* **Task directions**: Reproduce every entry below precisely; do not include the pictures.

* **Working data**:

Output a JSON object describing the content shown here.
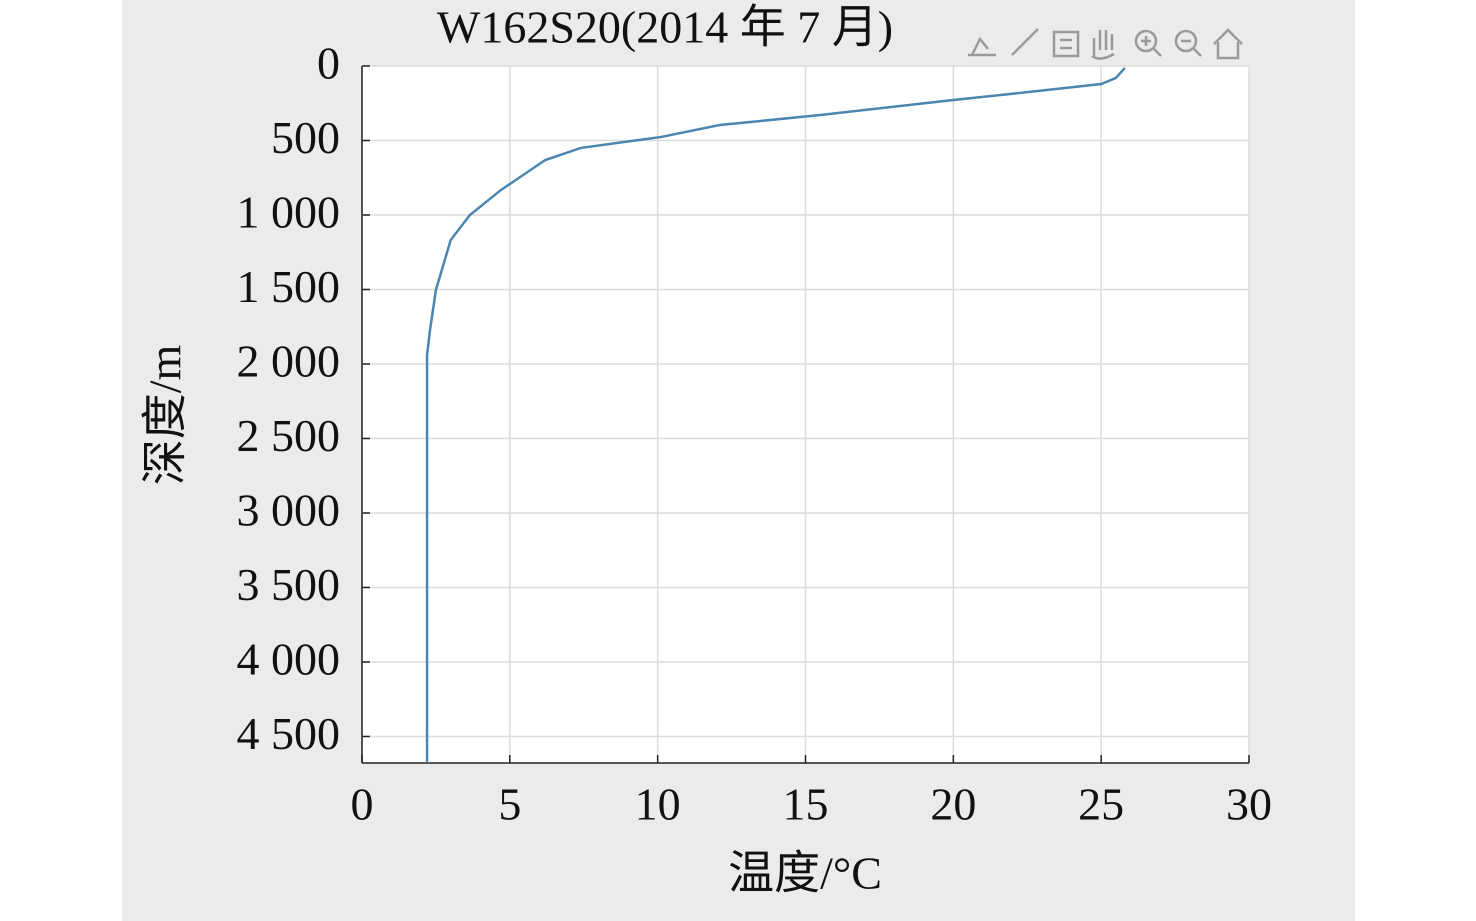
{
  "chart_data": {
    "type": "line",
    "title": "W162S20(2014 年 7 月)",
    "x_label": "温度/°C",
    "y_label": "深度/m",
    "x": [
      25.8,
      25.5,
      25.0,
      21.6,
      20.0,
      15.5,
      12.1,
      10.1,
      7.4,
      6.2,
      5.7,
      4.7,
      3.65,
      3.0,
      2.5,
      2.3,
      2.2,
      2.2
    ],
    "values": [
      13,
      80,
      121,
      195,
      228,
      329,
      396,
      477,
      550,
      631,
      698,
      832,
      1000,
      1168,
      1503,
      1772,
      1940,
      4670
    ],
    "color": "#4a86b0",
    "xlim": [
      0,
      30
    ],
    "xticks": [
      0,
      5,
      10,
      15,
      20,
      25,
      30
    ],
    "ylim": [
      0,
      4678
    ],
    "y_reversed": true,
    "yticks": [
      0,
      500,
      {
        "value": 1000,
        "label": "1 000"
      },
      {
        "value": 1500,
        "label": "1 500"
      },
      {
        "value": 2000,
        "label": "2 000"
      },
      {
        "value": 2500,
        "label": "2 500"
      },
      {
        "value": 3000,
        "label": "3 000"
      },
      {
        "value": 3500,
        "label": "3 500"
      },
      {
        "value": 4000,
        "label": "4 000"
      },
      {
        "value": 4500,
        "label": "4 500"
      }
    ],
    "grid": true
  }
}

* **Final result**:
Output a JSON object describing the content shown here.
{
  "chart_data": {
    "type": "line",
    "title": "W162S20(2014 年 7 月)",
    "x_label": "温度/°C",
    "y_label": "深度/m",
    "x": [
      25.8,
      25.5,
      25.0,
      21.6,
      20.0,
      15.5,
      12.1,
      10.1,
      7.4,
      6.2,
      5.7,
      4.7,
      3.65,
      3.0,
      2.5,
      2.3,
      2.2,
      2.2
    ],
    "values": [
      13,
      80,
      121,
      195,
      228,
      329,
      396,
      477,
      550,
      631,
      698,
      832,
      1000,
      1168,
      1503,
      1772,
      1940,
      4670
    ],
    "color": "#4a86b0",
    "xlim": [
      0,
      30
    ],
    "xticks": [
      0,
      5,
      10,
      15,
      20,
      25,
      30
    ],
    "ylim": [
      0,
      4678
    ],
    "y_reversed": true,
    "yticks": [
      0,
      500,
      {
        "value": 1000,
        "label": "1 000"
      },
      {
        "value": 1500,
        "label": "1 500"
      },
      {
        "value": 2000,
        "label": "2 000"
      },
      {
        "value": 2500,
        "label": "2 500"
      },
      {
        "value": 3000,
        "label": "3 000"
      },
      {
        "value": 3500,
        "label": "3 500"
      },
      {
        "value": 4000,
        "label": "4 000"
      },
      {
        "value": 4500,
        "label": "4 500"
      }
    ],
    "grid": true
  }
}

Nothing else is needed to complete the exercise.